**WHAT IS BEING ASKED**
Which lines in the records below contain the word "that"? Copy each of them.

**RECORDS SHOWN**
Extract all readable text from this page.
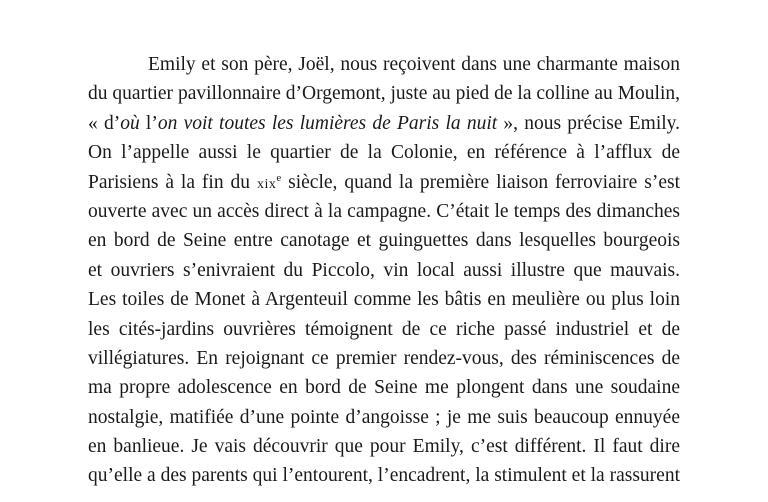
Emily et son père, Joël, nous reçoivent dans une charmante maison
du quartier pavillonnaire d’Orgemont, juste au pied de la colline au Moulin,
« d’où l’on voit toutes les lumières de Paris la nuit », nous précise Emily.
On l’appelle aussi le quartier de la Colonie, en référence à l’afflux de
Parisiens à la fin du xix$^e$ siècle, quand la première liaison ferroviaire s’est
ouverte avec un accès direct à la campagne. C’était le temps des dimanches
en bord de Seine entre canotage et guinguettes dans lesquelles bourgeois
et ouvriers s’enivraient du Piccolo, vin local aussi illustre que mauvais.
Les toiles de Monet à Argenteuil comme les bâtis en meulière ou plus loin
les cités-jardins ouvrières témoignent de ce riche passé industriel et de
villégiatures. En rejoignant ce premier rendez-vous, des réminiscences de
ma propre adolescence en bord de Seine me plongent dans une soudaine
nostalgie, matifiée d’une pointe d’angoisse ; je me suis beaucoup ennuyée
en banlieue. Je vais découvrir que pour Emily, c’est différent. Il faut dire
qu’elle a des parents qui l’entourent, l’encadrent, la stimulent et la rassurent
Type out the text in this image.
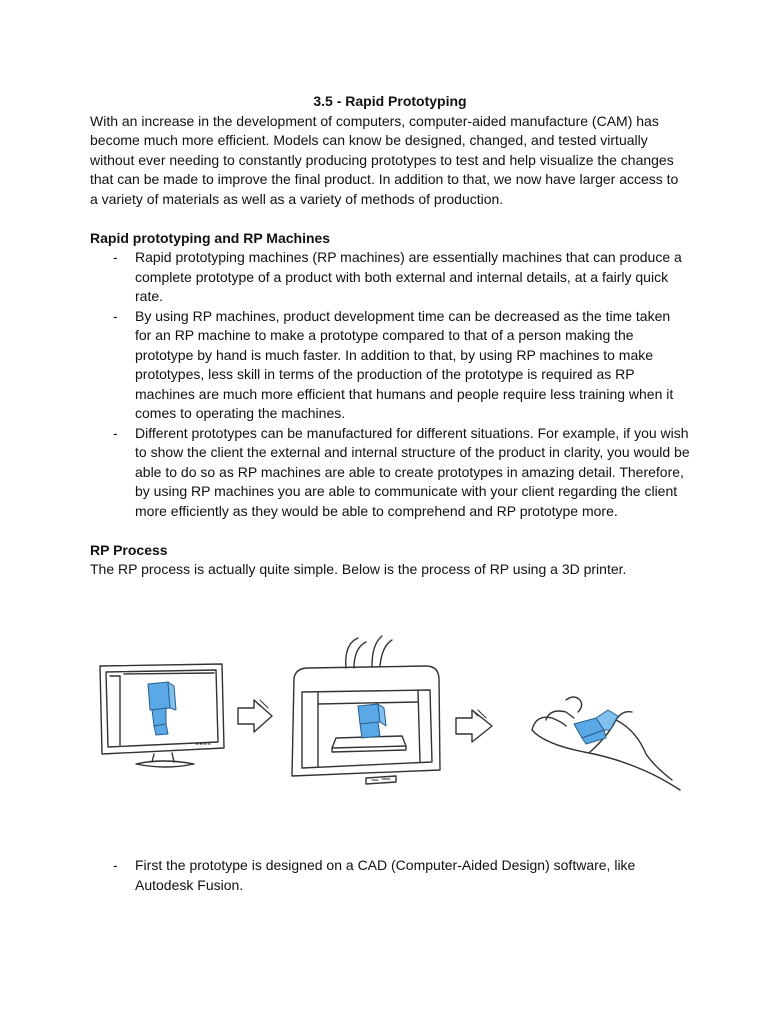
3.5 - Rapid Prototyping

With an increase in the development of computers, computer-aided manufacture (CAM) has become much more efficient. Models can know be designed, changed, and tested virtually without ever needing to constantly producing prototypes to test and help visualize the changes that can be made to improve the final product. In addition to that, we now have larger access to a variety of materials as well as a variety of methods of production.

Rapid prototyping and RP Machines
- Rapid prototyping machines (RP machines) are essentially machines that can produce a complete prototype of a product with both external and internal details, at a fairly quick rate.
- By using RP machines, product development time can be decreased as the time taken for an RP machine to make a prototype compared to that of a person making the prototype by hand is much faster. In addition to that, by using RP machines to make prototypes, less skill in terms of the production of the prototype is required as RP machines are much more efficient that humans and people require less training when it comes to operating the machines.
- Different prototypes can be manufactured for different situations. For example, if you wish to show the client the external and internal structure of the product in clarity, you would be able to do so as RP machines are able to create prototypes in amazing detail. Therefore, by using RP machines you are able to communicate with your client regarding the client more efficiently as they would be able to comprehend and RP prototype more.
RP Process

The RP process is actually quite simple. Below is the process of RP using a 3D printer.

- First the prototype is designed on a CAD (Computer-Aided Design) software, like Autodesk Fusion.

**THE COMPLETED TASK**
With an increase in the development of computers, computer-aided manufacture (CAM) has become much more efficient. Models can know be designed, changed, and tested virtually without ever needing to constantly producing prototypes to test and help visualize the changes that can be made to improve the final product. In addition to that, we now have larger access to a variety of materials as well as a variety of methods of production.
- Rapid prototyping machines (RP machines) are essentially machines that can produce a complete prototype of a product with both external and internal details, at a fairly quick rate.
- By using RP machines, product development time can be decreased as the time taken for an RP machine to make a prototype compared to that of a person making the prototype by hand is much faster. In addition to that, by using RP machines to make prototypes, less skill in terms of the production of the prototype is required as RP machines are much more efficient that humans and people require less training when it comes to operating the machines.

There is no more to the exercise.